→ Short exercise: Locate the word "this" in the entries below, then gather every line that holds it.

◆ ◆ ◆

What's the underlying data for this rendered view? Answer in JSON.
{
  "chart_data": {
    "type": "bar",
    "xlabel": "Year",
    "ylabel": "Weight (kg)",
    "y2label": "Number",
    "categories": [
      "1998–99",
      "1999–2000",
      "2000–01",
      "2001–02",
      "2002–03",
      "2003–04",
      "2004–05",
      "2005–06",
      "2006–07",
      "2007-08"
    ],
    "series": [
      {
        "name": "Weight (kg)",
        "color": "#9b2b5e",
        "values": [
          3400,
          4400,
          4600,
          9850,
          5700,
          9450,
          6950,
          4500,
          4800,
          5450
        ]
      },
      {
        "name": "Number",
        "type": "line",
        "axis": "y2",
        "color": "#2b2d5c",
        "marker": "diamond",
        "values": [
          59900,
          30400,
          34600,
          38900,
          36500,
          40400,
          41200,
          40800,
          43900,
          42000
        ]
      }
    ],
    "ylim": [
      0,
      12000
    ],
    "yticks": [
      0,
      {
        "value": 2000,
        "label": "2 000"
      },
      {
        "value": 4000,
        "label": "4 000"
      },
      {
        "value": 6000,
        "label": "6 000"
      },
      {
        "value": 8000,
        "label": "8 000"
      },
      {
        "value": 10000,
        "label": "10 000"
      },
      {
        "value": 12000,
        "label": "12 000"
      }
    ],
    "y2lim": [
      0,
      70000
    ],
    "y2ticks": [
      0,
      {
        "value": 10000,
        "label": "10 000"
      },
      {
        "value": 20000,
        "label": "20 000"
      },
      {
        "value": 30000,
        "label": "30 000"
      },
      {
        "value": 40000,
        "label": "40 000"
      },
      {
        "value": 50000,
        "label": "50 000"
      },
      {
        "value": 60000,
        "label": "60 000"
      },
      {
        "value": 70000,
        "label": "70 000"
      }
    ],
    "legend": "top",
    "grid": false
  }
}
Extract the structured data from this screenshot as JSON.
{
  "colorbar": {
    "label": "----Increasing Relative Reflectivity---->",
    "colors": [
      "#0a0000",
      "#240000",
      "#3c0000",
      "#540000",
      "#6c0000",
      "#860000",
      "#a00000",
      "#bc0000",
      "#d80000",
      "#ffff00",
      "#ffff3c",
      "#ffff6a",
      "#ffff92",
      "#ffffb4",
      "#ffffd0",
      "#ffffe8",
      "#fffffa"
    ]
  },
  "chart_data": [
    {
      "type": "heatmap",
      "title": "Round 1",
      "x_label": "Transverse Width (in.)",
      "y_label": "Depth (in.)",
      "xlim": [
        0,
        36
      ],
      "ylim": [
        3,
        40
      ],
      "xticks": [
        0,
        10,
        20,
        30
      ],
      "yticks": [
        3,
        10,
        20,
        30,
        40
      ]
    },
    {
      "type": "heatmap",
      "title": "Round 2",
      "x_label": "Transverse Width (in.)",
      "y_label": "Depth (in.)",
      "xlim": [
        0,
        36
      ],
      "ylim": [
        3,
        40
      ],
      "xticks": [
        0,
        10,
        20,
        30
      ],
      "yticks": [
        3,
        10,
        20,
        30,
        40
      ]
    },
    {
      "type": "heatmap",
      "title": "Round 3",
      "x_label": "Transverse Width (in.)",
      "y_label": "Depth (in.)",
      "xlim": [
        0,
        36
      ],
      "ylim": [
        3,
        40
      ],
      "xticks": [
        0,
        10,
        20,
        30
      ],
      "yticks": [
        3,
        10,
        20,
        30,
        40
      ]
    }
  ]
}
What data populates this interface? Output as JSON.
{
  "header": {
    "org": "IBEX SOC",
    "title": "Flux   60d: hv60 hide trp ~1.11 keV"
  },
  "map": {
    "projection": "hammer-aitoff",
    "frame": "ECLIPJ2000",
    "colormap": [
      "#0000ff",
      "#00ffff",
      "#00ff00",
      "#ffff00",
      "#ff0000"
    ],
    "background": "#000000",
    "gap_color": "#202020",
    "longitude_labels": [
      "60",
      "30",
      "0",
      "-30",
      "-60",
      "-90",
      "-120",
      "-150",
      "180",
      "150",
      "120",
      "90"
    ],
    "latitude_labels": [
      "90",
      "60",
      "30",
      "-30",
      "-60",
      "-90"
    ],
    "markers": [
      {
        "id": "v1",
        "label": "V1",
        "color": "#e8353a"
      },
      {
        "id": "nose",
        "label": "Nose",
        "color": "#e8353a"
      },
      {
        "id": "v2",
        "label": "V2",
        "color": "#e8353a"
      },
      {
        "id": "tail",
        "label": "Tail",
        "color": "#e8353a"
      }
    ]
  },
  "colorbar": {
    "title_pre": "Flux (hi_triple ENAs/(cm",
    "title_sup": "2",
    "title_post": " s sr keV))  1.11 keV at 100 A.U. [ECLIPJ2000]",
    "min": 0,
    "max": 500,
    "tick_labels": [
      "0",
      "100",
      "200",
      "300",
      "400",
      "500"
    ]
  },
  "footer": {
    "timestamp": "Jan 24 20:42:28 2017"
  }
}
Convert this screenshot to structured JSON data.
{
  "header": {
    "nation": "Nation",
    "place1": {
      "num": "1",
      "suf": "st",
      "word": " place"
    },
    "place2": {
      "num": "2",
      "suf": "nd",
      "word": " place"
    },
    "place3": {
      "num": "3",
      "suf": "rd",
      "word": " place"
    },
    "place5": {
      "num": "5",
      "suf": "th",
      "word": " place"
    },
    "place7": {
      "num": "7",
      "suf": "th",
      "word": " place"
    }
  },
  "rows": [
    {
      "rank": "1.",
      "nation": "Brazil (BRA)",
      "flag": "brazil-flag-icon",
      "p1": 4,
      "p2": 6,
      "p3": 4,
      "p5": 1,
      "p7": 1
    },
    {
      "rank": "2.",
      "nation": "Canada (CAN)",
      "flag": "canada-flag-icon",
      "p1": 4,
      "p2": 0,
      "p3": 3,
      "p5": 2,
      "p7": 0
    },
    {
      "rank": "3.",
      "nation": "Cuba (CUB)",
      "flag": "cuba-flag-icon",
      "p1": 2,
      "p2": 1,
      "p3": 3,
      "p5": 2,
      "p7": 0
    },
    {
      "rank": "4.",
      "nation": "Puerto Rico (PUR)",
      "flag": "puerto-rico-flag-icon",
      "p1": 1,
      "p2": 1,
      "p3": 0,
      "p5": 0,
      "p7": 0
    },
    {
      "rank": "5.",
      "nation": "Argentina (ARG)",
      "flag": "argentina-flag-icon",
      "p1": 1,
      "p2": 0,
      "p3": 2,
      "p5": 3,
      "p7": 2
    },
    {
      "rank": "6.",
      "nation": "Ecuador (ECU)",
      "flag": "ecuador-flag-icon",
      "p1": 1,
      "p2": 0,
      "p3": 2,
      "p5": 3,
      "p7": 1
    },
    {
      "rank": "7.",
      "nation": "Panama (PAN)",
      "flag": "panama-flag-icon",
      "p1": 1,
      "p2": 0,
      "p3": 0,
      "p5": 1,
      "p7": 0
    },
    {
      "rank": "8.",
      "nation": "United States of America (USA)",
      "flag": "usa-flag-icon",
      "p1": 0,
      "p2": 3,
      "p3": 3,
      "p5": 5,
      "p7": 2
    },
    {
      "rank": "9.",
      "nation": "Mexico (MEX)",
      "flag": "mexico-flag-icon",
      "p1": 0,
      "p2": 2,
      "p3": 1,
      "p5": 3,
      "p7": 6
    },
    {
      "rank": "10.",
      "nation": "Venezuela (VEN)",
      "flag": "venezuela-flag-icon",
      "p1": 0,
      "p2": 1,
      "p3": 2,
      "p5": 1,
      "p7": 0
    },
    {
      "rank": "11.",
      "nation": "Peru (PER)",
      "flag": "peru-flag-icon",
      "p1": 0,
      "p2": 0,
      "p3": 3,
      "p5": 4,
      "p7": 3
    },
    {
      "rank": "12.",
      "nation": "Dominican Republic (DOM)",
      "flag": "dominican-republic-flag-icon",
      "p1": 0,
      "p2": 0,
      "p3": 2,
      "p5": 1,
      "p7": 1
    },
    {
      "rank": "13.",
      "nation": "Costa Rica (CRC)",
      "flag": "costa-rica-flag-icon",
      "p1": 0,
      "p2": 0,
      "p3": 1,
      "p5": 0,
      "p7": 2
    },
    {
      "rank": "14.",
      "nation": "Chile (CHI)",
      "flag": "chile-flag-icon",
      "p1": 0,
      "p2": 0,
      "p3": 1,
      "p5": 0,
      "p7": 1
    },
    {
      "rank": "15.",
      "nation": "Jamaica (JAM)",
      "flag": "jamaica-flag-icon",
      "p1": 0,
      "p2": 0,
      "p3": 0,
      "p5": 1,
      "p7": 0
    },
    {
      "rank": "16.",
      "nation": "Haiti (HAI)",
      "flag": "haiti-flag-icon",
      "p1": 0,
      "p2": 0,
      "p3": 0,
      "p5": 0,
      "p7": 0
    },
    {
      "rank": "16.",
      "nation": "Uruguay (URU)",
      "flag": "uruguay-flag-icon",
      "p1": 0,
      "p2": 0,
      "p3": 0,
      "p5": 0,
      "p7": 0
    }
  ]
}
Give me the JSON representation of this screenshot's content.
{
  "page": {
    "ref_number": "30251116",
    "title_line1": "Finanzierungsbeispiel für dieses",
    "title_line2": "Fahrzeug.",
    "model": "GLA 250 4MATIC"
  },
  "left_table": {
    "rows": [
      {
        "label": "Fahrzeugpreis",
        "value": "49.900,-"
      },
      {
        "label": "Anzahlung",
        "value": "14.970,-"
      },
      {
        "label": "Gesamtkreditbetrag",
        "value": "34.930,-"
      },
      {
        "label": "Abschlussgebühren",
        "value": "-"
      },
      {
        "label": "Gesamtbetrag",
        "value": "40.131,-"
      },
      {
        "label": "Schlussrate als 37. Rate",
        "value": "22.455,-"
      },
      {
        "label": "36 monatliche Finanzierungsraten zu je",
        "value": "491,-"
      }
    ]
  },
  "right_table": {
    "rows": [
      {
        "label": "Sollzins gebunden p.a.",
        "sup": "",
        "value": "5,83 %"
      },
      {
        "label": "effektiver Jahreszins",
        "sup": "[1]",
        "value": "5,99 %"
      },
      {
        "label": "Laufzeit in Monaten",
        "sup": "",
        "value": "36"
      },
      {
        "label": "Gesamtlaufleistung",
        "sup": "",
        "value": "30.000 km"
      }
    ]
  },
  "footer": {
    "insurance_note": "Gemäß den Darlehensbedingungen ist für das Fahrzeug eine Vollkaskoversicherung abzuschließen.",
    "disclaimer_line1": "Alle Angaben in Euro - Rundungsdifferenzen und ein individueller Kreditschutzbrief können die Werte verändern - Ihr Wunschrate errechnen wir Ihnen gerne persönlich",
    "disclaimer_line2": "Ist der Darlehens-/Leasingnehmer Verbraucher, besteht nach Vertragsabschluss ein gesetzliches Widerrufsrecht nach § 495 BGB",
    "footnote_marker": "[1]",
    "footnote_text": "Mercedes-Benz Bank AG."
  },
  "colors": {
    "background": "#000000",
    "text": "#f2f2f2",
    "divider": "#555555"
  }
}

◆ ◆ ◆

→ Solution:
What's the underlying data for this rendered view? Answer in JSON.
Extract the structured data from this screenshot as JSON.
What data populates this interface? Output as JSON.
Convert this screenshot to structured JSON data.
Give me the JSON representation of this screenshot's content.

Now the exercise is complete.